* Given exercise
Identify and copy all lines of the material where the string "Fluorine" is found.

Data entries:

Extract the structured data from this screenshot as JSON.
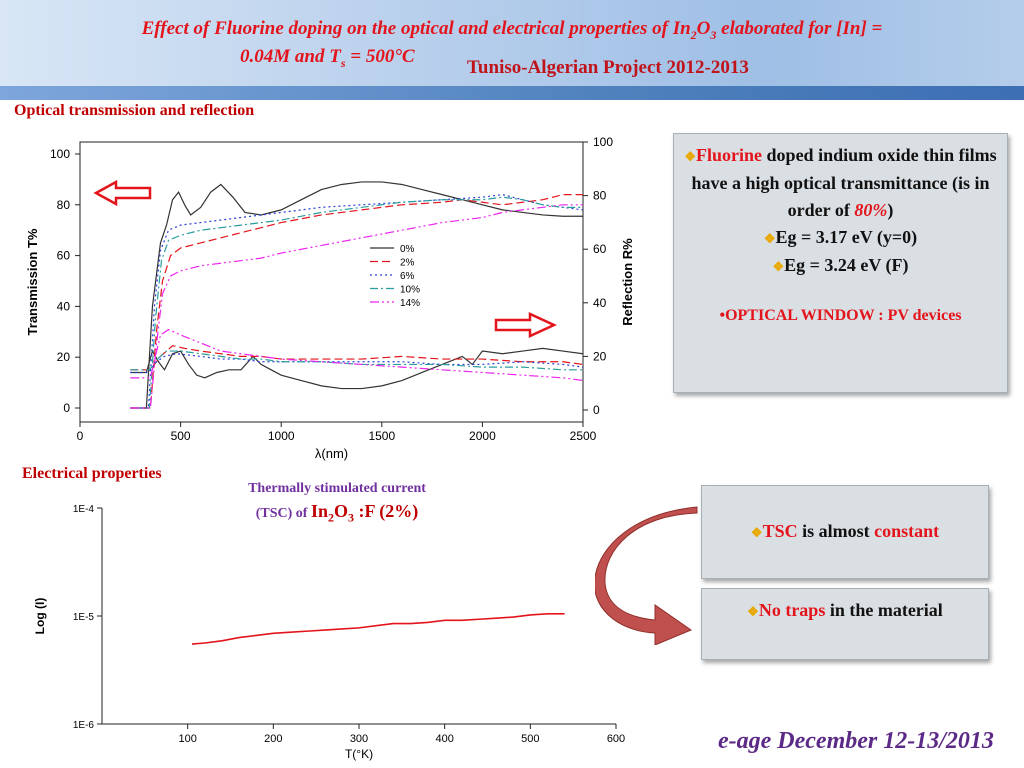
{
  "header": {
    "title_line1_pre": "Effect of Fluorine doping on the optical and electrical properties of In",
    "title_sub2": "2",
    "title_o": "O",
    "title_sub3": "3",
    "title_line1_post": "  elaborated  for [In] =",
    "title_line2_pre": "0.04M  and  T",
    "title_sub_s": "s",
    "title_line2_post": " = 500°C",
    "project": "Tuniso-Algerian Project 2012-2013"
  },
  "sections": {
    "optical": "Optical transmission and reflection",
    "electrical": "Electrical properties"
  },
  "box_optical": {
    "line1_red": "Fluorine",
    "line1_rest": " doped indium oxide thin films have a high optical transmittance (is   in order of ",
    "line1_pct": "80%",
    "line1_close": ")",
    "eg1": "Eg = 3.17 eV (y=0)",
    "eg2": "Eg = 3.24 eV   (F)",
    "window": "•OPTICAL WINDOW : PV devices"
  },
  "box_tsc": {
    "red1": "TSC",
    "mid": " is almost ",
    "red2": "constant"
  },
  "box_traps": {
    "red": "No traps",
    "rest": " in the material"
  },
  "tsc_title": {
    "line1": "Thermally stimulated current",
    "line2_pre": "(TSC) of ",
    "formula": "In2O3 :F (2%)"
  },
  "footer": {
    "text": "e-age December 12-13/2013"
  },
  "chart_data": [
    {
      "type": "line",
      "xlabel": "λ(nm)",
      "ylabel": "Transmission T%",
      "y2label": "Reflection R%",
      "xlim": [
        0,
        2500
      ],
      "ylim": [
        0,
        100
      ],
      "y2lim": [
        0,
        100
      ],
      "x_ticks": [
        0,
        500,
        1000,
        1500,
        2000,
        2500
      ],
      "y_ticks": [
        0,
        20,
        40,
        60,
        80,
        100
      ],
      "y2_ticks": [
        0,
        20,
        40,
        60,
        80,
        100
      ],
      "legend_position": "center-right",
      "series": [
        {
          "name": "0%",
          "color": "#333333",
          "dash": "",
          "transmission": [
            [
              250,
              0
            ],
            [
              330,
              0
            ],
            [
              360,
              40
            ],
            [
              400,
              65
            ],
            [
              430,
              72
            ],
            [
              460,
              82
            ],
            [
              490,
              85
            ],
            [
              520,
              80
            ],
            [
              550,
              76
            ],
            [
              600,
              79
            ],
            [
              650,
              85
            ],
            [
              700,
              88
            ],
            [
              760,
              83
            ],
            [
              820,
              77
            ],
            [
              900,
              76
            ],
            [
              1000,
              78
            ],
            [
              1100,
              82
            ],
            [
              1200,
              86
            ],
            [
              1300,
              88
            ],
            [
              1400,
              89
            ],
            [
              1500,
              89
            ],
            [
              1600,
              88
            ],
            [
              1700,
              86
            ],
            [
              1800,
              84
            ],
            [
              1900,
              82
            ],
            [
              2000,
              80
            ],
            [
              2100,
              78
            ],
            [
              2200,
              77
            ],
            [
              2300,
              76
            ],
            [
              2400,
              75.5
            ],
            [
              2500,
              75.5
            ]
          ],
          "reflection": [
            [
              250,
              14
            ],
            [
              330,
              14
            ],
            [
              360,
              22
            ],
            [
              390,
              18
            ],
            [
              420,
              15
            ],
            [
              460,
              21
            ],
            [
              500,
              22
            ],
            [
              540,
              17
            ],
            [
              580,
              13
            ],
            [
              620,
              12
            ],
            [
              680,
              14
            ],
            [
              740,
              15
            ],
            [
              800,
              15
            ],
            [
              860,
              20
            ],
            [
              900,
              17
            ],
            [
              950,
              15
            ],
            [
              1000,
              13
            ],
            [
              1100,
              11
            ],
            [
              1200,
              9
            ],
            [
              1300,
              8
            ],
            [
              1400,
              8
            ],
            [
              1500,
              9
            ],
            [
              1600,
              11
            ],
            [
              1700,
              14
            ],
            [
              1800,
              17
            ],
            [
              1900,
              20
            ],
            [
              1950,
              17
            ],
            [
              2000,
              22
            ],
            [
              2100,
              21
            ],
            [
              2200,
              22
            ],
            [
              2300,
              23
            ],
            [
              2400,
              22
            ],
            [
              2500,
              21
            ]
          ]
        },
        {
          "name": "2%",
          "color": "#e3141b",
          "dash": "8,4",
          "transmission": [
            [
              250,
              0
            ],
            [
              350,
              0
            ],
            [
              380,
              30
            ],
            [
              410,
              50
            ],
            [
              450,
              60
            ],
            [
              500,
              63
            ],
            [
              600,
              65
            ],
            [
              700,
              67
            ],
            [
              800,
              69
            ],
            [
              900,
              71
            ],
            [
              1000,
              73
            ],
            [
              1200,
              76
            ],
            [
              1400,
              78
            ],
            [
              1600,
              80
            ],
            [
              1800,
              81
            ],
            [
              1900,
              82
            ],
            [
              2000,
              81
            ],
            [
              2100,
              80
            ],
            [
              2200,
              81
            ],
            [
              2300,
              82
            ],
            [
              2400,
              84
            ],
            [
              2500,
              84
            ]
          ],
          "reflection": [
            [
              250,
              15
            ],
            [
              350,
              15
            ],
            [
              400,
              20
            ],
            [
              460,
              24
            ],
            [
              520,
              23
            ],
            [
              600,
              22
            ],
            [
              700,
              21
            ],
            [
              800,
              20
            ],
            [
              900,
              20
            ],
            [
              1000,
              19
            ],
            [
              1200,
              19
            ],
            [
              1400,
              19
            ],
            [
              1600,
              20
            ],
            [
              1800,
              19
            ],
            [
              2000,
              19
            ],
            [
              2200,
              18
            ],
            [
              2400,
              18
            ],
            [
              2500,
              17
            ]
          ]
        },
        {
          "name": "6%",
          "color": "#2b3fd6",
          "dash": "2,3",
          "transmission": [
            [
              250,
              0
            ],
            [
              340,
              0
            ],
            [
              370,
              40
            ],
            [
              400,
              62
            ],
            [
              440,
              70
            ],
            [
              500,
              72
            ],
            [
              600,
              73
            ],
            [
              700,
              74
            ],
            [
              800,
              75
            ],
            [
              900,
              76
            ],
            [
              1000,
              77
            ],
            [
              1200,
              79
            ],
            [
              1400,
              80
            ],
            [
              1600,
              81
            ],
            [
              1800,
              82
            ],
            [
              2000,
              83
            ],
            [
              2100,
              84
            ],
            [
              2200,
              82
            ],
            [
              2300,
              80
            ],
            [
              2400,
              79
            ],
            [
              2500,
              78
            ]
          ],
          "reflection": [
            [
              250,
              14
            ],
            [
              340,
              14
            ],
            [
              380,
              18
            ],
            [
              420,
              20
            ],
            [
              480,
              21
            ],
            [
              600,
              20
            ],
            [
              700,
              19
            ],
            [
              800,
              19
            ],
            [
              900,
              18
            ],
            [
              1000,
              18
            ],
            [
              1200,
              18
            ],
            [
              1400,
              18
            ],
            [
              1600,
              18
            ],
            [
              1800,
              17
            ],
            [
              2000,
              17
            ],
            [
              2200,
              18
            ],
            [
              2400,
              17
            ],
            [
              2500,
              16
            ]
          ]
        },
        {
          "name": "10%",
          "color": "#2a9d9d",
          "dash": "8,3,2,3",
          "transmission": [
            [
              250,
              0
            ],
            [
              345,
              0
            ],
            [
              375,
              35
            ],
            [
              405,
              58
            ],
            [
              440,
              66
            ],
            [
              500,
              68
            ],
            [
              600,
              70
            ],
            [
              700,
              71
            ],
            [
              800,
              72
            ],
            [
              900,
              73
            ],
            [
              1000,
              74
            ],
            [
              1200,
              77
            ],
            [
              1400,
              79
            ],
            [
              1600,
              81
            ],
            [
              1800,
              82
            ],
            [
              2000,
              82
            ],
            [
              2100,
              83
            ],
            [
              2200,
              82
            ],
            [
              2300,
              80
            ],
            [
              2400,
              79
            ],
            [
              2500,
              79
            ]
          ],
          "reflection": [
            [
              250,
              15
            ],
            [
              345,
              15
            ],
            [
              385,
              19
            ],
            [
              430,
              22
            ],
            [
              500,
              22
            ],
            [
              600,
              21
            ],
            [
              700,
              20
            ],
            [
              800,
              19
            ],
            [
              900,
              19
            ],
            [
              1000,
              18
            ],
            [
              1200,
              18
            ],
            [
              1400,
              17
            ],
            [
              1600,
              17
            ],
            [
              1800,
              17
            ],
            [
              2000,
              16
            ],
            [
              2200,
              16
            ],
            [
              2400,
              15
            ],
            [
              2500,
              15
            ]
          ]
        },
        {
          "name": "14%",
          "color": "#ee22ee",
          "dash": "9,3,2,3,2,3",
          "transmission": [
            [
              250,
              0
            ],
            [
              350,
              0
            ],
            [
              380,
              25
            ],
            [
              410,
              45
            ],
            [
              450,
              52
            ],
            [
              500,
              54
            ],
            [
              600,
              56
            ],
            [
              700,
              57
            ],
            [
              800,
              58
            ],
            [
              900,
              59
            ],
            [
              1000,
              61
            ],
            [
              1200,
              64
            ],
            [
              1400,
              67
            ],
            [
              1600,
              70
            ],
            [
              1800,
              73
            ],
            [
              2000,
              75
            ],
            [
              2100,
              77
            ],
            [
              2200,
              78
            ],
            [
              2300,
              79
            ],
            [
              2400,
              80
            ],
            [
              2500,
              80
            ]
          ],
          "reflection": [
            [
              250,
              12
            ],
            [
              350,
              12
            ],
            [
              400,
              28
            ],
            [
              440,
              30
            ],
            [
              500,
              28
            ],
            [
              600,
              25
            ],
            [
              700,
              22
            ],
            [
              800,
              21
            ],
            [
              900,
              20
            ],
            [
              1000,
              19
            ],
            [
              1200,
              18
            ],
            [
              1400,
              17
            ],
            [
              1600,
              16
            ],
            [
              1800,
              15
            ],
            [
              2000,
              14
            ],
            [
              2200,
              13
            ],
            [
              2400,
              12
            ],
            [
              2500,
              11
            ]
          ]
        }
      ]
    },
    {
      "type": "line",
      "xlabel": "T(°K)",
      "ylabel": "Log (I)",
      "xlim": [
        0,
        600
      ],
      "ylim_log": [
        -6,
        -4
      ],
      "x_ticks": [
        100,
        200,
        300,
        400,
        500,
        600
      ],
      "y_ticks": [
        "1E-6",
        "1E-5",
        "1E-4"
      ],
      "series": [
        {
          "color": "#e3141b",
          "x": [
            105,
            120,
            140,
            160,
            180,
            200,
            220,
            240,
            260,
            280,
            300,
            320,
            340,
            360,
            380,
            400,
            420,
            440,
            460,
            480,
            500,
            520,
            540
          ],
          "log_i": [
            -5.26,
            -5.25,
            -5.23,
            -5.2,
            -5.18,
            -5.16,
            -5.15,
            -5.14,
            -5.13,
            -5.12,
            -5.11,
            -5.09,
            -5.07,
            -5.07,
            -5.06,
            -5.04,
            -5.04,
            -5.03,
            -5.02,
            -5.01,
            -4.99,
            -4.98,
            -4.98
          ]
        }
      ]
    }
  ]
}
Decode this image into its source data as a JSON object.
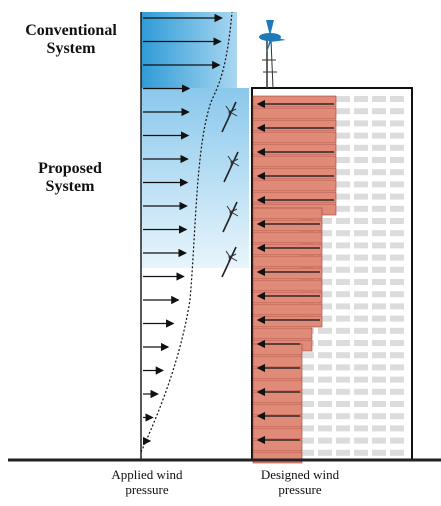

* Task result
    "title_line1_pre": "Effect of Fluorine doping on the optical and electrical properties of In",
    "line1_red": "Fluorine",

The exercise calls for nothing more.